# Task details
Return all lines where the word "Mariana" can be found.

# Data for the task
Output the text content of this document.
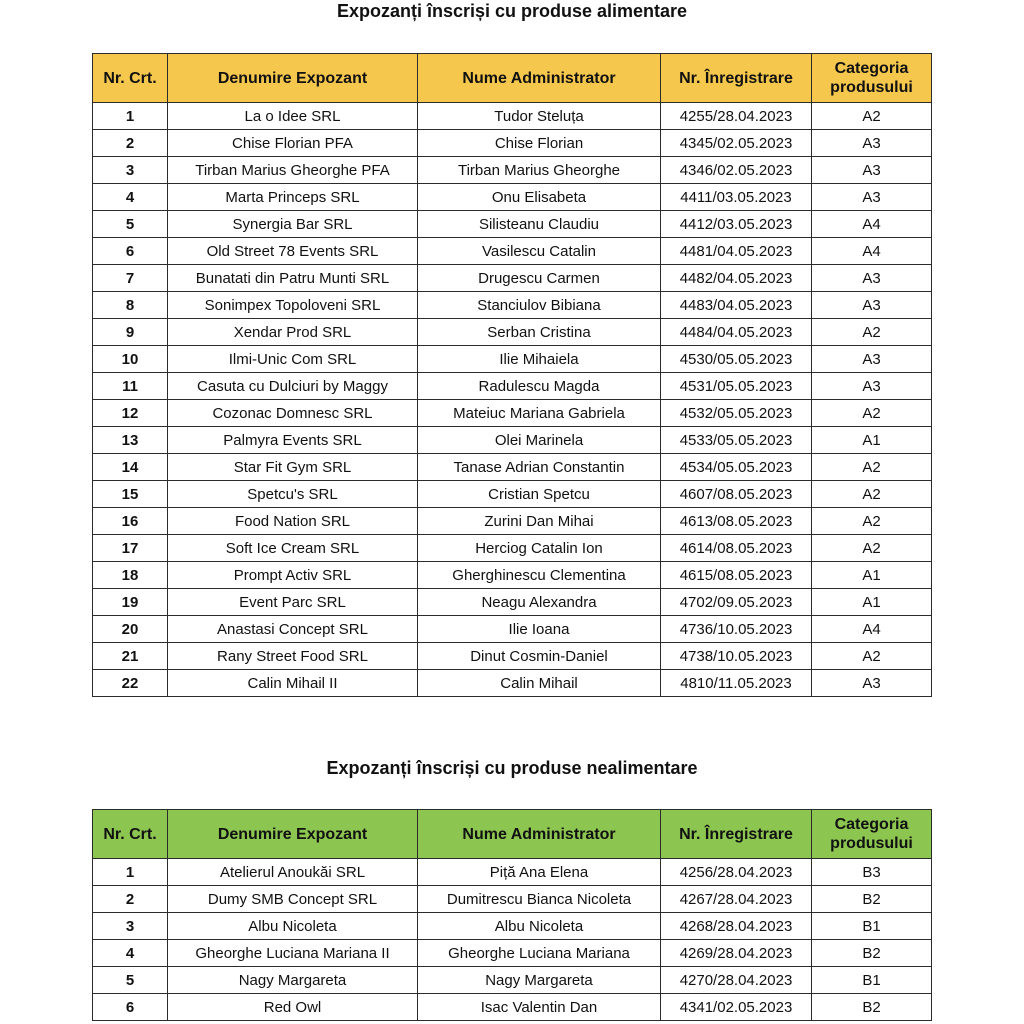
Expozanți înscriși cu produse alimentare
Nr. Crt.	Denumire Expozant	Nume Administrator	Nr. Înregistrare	Categoria produsului
1	La o Idee SRL	Tudor Steluța	4255/28.04.2023	A2
2	Chise Florian PFA	Chise Florian	4345/02.05.2023	A3
3	Tirban Marius Gheorghe PFA	Tirban Marius Gheorghe	4346/02.05.2023	A3
4	Marta Princeps SRL	Onu Elisabeta	4411/03.05.2023	A3
5	Synergia Bar SRL	Silisteanu Claudiu	4412/03.05.2023	A4
6	Old Street 78 Events SRL	Vasilescu Catalin	4481/04.05.2023	A4
7	Bunatati din Patru Munti SRL	Drugescu Carmen	4482/04.05.2023	A3
8	Sonimpex Topoloveni SRL	Stanciulov Bibiana	4483/04.05.2023	A3
9	Xendar Prod SRL	Serban Cristina	4484/04.05.2023	A2
10	Ilmi-Unic Com SRL	Ilie Mihaiela	4530/05.05.2023	A3
11	Casuta cu Dulciuri by Maggy	Radulescu Magda	4531/05.05.2023	A3
12	Cozonac Domnesc SRL	Mateiuc Mariana Gabriela	4532/05.05.2023	A2
13	Palmyra Events SRL	Olei Marinela	4533/05.05.2023	A1
14	Star Fit Gym SRL	Tanase Adrian Constantin	4534/05.05.2023	A2
15	Spetcu's SRL	Cristian Spetcu	4607/08.05.2023	A2
16	Food Nation SRL	Zurini Dan Mihai	4613/08.05.2023	A2
17	Soft Ice Cream SRL	Herciog Catalin Ion	4614/08.05.2023	A2
18	Prompt Activ SRL	Gherghinescu Clementina	4615/08.05.2023	A1
19	Event Parc SRL	Neagu Alexandra	4702/09.05.2023	A1
20	Anastasi Concept SRL	Ilie Ioana	4736/10.05.2023	A4
21	Rany Street Food SRL	Dinut Cosmin-Daniel	4738/10.05.2023	A2
22	Calin Mihail II	Calin Mihail	4810/11.05.2023	A3
Expozanți înscriși cu produse nealimentare
Nr. Crt.	Denumire Expozant	Nume Administrator	Nr. Înregistrare	Categoria produsului
1	Atelierul Anoukăi SRL	Piță Ana Elena	4256/28.04.2023	B3
2	Dumy SMB Concept SRL	Dumitrescu Bianca Nicoleta	4267/28.04.2023	B2
3	Albu Nicoleta	Albu Nicoleta	4268/28.04.2023	B1
4	Gheorghe Luciana Mariana II	Gheorghe Luciana Mariana	4269/28.04.2023	B2
5	Nagy Margareta	Nagy Margareta	4270/28.04.2023	B1
6	Red Owl	Isac Valentin Dan	4341/02.05.2023	B2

# Solution to the problem
12	Cozonac Domnesc SRL	Mateiuc Mariana Gabriela	4532/05.05.2023	A2
4	Gheorghe Luciana Mariana II	Gheorghe Luciana Mariana	4269/28.04.2023	B2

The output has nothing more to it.